- [Your objective]
All entries should be copied exactly; the pictures stay out.

- [Record extracts]
● ● ● ●
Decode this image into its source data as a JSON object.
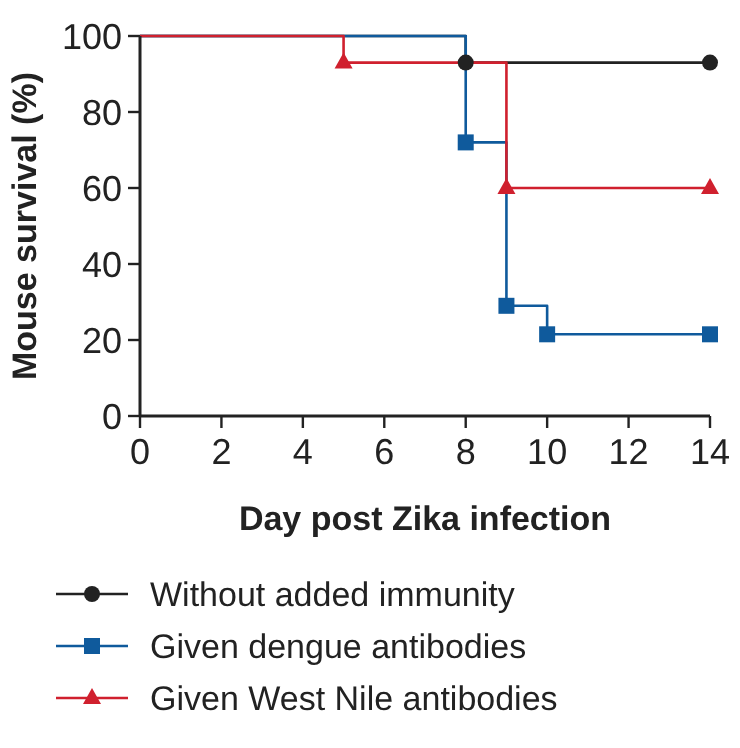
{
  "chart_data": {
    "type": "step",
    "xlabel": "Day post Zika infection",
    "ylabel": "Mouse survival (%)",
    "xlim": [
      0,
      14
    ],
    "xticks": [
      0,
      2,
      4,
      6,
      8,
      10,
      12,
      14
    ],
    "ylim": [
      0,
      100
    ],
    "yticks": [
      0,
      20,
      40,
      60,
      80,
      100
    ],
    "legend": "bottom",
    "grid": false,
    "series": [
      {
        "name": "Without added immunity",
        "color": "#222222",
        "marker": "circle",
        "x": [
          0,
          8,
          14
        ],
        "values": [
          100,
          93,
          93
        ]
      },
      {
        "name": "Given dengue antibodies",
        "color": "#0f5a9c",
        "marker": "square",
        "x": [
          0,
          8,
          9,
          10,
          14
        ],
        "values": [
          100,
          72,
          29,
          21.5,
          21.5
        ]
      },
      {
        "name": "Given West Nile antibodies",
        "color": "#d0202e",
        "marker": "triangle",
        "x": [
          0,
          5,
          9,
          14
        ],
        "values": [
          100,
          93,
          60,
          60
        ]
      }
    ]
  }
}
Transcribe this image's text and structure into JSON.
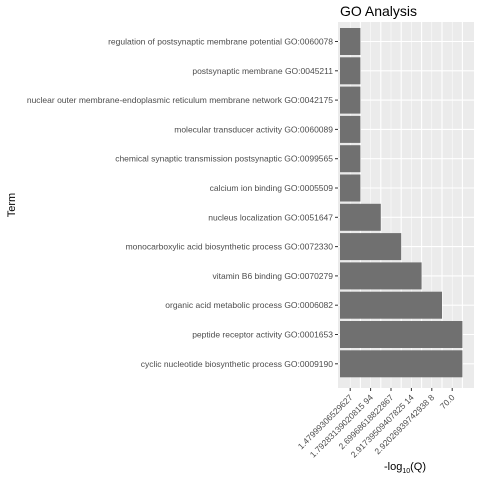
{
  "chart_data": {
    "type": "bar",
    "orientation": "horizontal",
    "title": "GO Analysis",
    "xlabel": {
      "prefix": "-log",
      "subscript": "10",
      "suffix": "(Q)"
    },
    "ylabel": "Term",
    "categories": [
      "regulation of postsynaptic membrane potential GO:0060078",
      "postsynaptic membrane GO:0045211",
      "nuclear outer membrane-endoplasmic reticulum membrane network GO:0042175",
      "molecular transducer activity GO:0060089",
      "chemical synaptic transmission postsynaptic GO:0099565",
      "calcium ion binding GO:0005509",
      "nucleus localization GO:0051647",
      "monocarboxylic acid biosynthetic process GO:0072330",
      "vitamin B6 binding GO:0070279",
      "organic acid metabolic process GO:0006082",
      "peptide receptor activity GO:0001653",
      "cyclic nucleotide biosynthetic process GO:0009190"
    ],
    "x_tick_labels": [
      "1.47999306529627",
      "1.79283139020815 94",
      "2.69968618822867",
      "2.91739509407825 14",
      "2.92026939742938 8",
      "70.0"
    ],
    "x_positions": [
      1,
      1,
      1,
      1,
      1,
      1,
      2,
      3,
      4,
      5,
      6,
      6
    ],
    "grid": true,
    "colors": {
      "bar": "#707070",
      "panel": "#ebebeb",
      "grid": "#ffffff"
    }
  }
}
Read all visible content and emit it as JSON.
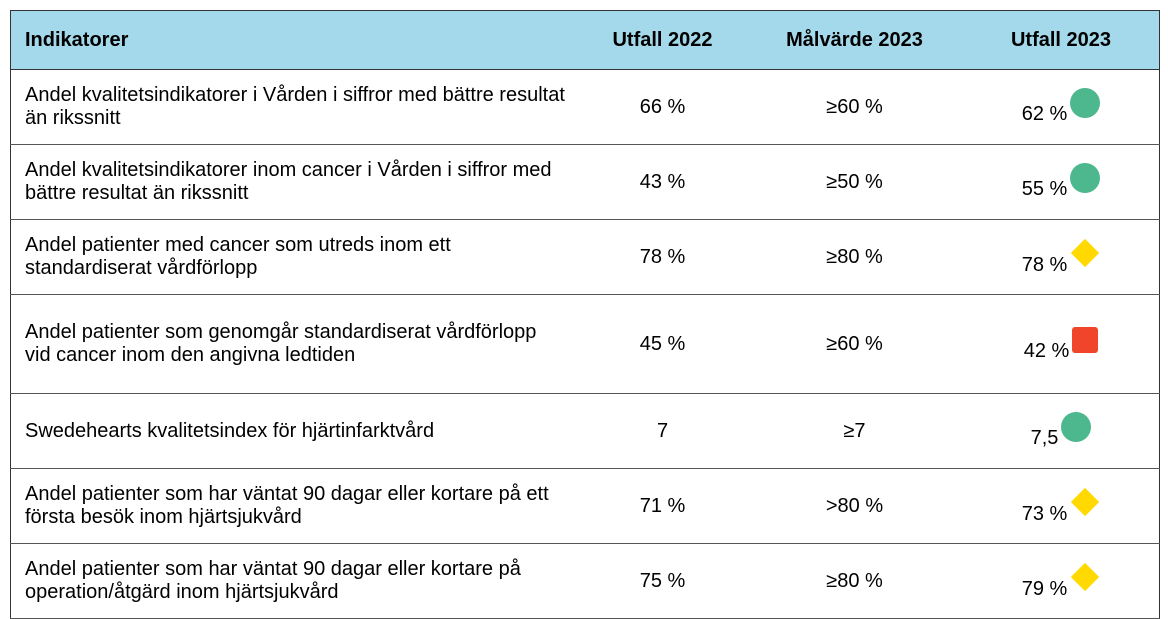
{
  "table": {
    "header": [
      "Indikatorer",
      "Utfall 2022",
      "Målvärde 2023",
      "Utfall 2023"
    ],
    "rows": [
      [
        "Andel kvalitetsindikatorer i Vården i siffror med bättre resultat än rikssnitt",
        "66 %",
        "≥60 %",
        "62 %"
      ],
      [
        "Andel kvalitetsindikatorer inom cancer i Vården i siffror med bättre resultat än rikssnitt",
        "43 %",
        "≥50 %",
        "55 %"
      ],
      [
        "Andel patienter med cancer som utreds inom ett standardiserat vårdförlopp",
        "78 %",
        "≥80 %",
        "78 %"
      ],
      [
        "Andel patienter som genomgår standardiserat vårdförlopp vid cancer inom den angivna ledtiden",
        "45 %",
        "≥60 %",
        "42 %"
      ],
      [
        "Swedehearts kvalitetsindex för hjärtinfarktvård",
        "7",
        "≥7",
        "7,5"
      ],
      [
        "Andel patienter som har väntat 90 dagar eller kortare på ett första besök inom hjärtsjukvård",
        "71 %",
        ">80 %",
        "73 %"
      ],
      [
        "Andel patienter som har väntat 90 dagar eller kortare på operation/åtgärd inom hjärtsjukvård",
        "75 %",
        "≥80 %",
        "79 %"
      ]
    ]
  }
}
● ● ● ●
- [Result below]
Decode this image into its source data as a JSON object.
{
  "chart_data": {
    "type": "step",
    "xlabel": "Day post Zika infection",
    "ylabel": "Mouse survival (%)",
    "xlim": [
      0,
      14
    ],
    "xticks": [
      0,
      2,
      4,
      6,
      8,
      10,
      12,
      14
    ],
    "ylim": [
      0,
      100
    ],
    "yticks": [
      0,
      20,
      40,
      60,
      80,
      100
    ],
    "legend": "bottom",
    "grid": false,
    "series": [
      {
        "name": "Without added immunity",
        "color": "#222222",
        "marker": "circle",
        "x": [
          0,
          8,
          14
        ],
        "values": [
          100,
          93,
          93
        ]
      },
      {
        "name": "Given dengue antibodies",
        "color": "#0f5a9c",
        "marker": "square",
        "x": [
          0,
          8,
          9,
          10,
          14
        ],
        "values": [
          100,
          72,
          29,
          21.5,
          21.5
        ]
      },
      {
        "name": "Given West Nile antibodies",
        "color": "#d0202e",
        "marker": "triangle",
        "x": [
          0,
          5,
          9,
          14
        ],
        "values": [
          100,
          93,
          60,
          60
        ]
      }
    ]
  }
}
Transcribe this image's text and structure into JSON.
{
  "chart_data": {
    "type": "bar",
    "orientation": "horizontal",
    "title": "GO Analysis",
    "xlabel": {
      "prefix": "-log",
      "subscript": "10",
      "suffix": "(Q)"
    },
    "ylabel": "Term",
    "categories": [
      "regulation of postsynaptic membrane potential GO:0060078",
      "postsynaptic membrane GO:0045211",
      "nuclear outer membrane-endoplasmic reticulum membrane network GO:0042175",
      "molecular transducer activity GO:0060089",
      "chemical synaptic transmission postsynaptic GO:0099565",
      "calcium ion binding GO:0005509",
      "nucleus localization GO:0051647",
      "monocarboxylic acid biosynthetic process GO:0072330",
      "vitamin B6 binding GO:0070279",
      "organic acid metabolic process GO:0006082",
      "peptide receptor activity GO:0001653",
      "cyclic nucleotide biosynthetic process GO:0009190"
    ],
    "x_tick_labels": [
      "1.47999306529627",
      "1.79283139020815 94",
      "2.69968618822867",
      "2.91739509407825 14",
      "2.92026939742938 8",
      "70.0"
    ],
    "x_positions": [
      1,
      1,
      1,
      1,
      1,
      1,
      2,
      3,
      4,
      5,
      6,
      6
    ],
    "grid": true,
    "colors": {
      "bar": "#707070",
      "panel": "#ebebeb",
      "grid": "#ffffff"
    }
  }
}
Read all visible content and emit it as JSON.
{
  "table": {
    "header": [
      "Indikatorer",
      "Utfall 2022",
      "Målvärde 2023",
      "Utfall 2023"
    ],
    "rows": [
      [
        "Andel kvalitetsindikatorer i Vården i siffror med bättre resultat än rikssnitt",
        "66 %",
        "≥60 %",
        "62 %"
      ],
      [
        "Andel kvalitetsindikatorer inom cancer i Vården i siffror med bättre resultat än rikssnitt",
        "43 %",
        "≥50 %",
        "55 %"
      ],
      [
        "Andel patienter med cancer som utreds inom ett standardiserat vårdförlopp",
        "78 %",
        "≥80 %",
        "78 %"
      ],
      [
        "Andel patienter som genomgår standardiserat vårdförlopp vid cancer inom den angivna ledtiden",
        "45 %",
        "≥60 %",
        "42 %"
      ],
      [
        "Swedehearts kvalitetsindex för hjärtinfarktvård",
        "7",
        "≥7",
        "7,5"
      ],
      [
        "Andel patienter som har väntat 90 dagar eller kortare på ett första besök inom hjärtsjukvård",
        "71 %",
        ">80 %",
        "73 %"
      ],
      [
        "Andel patienter som har väntat 90 dagar eller kortare på operation/åtgärd inom hjärtsjukvård",
        "75 %",
        "≥80 %",
        "79 %"
      ]
    ]
  }
}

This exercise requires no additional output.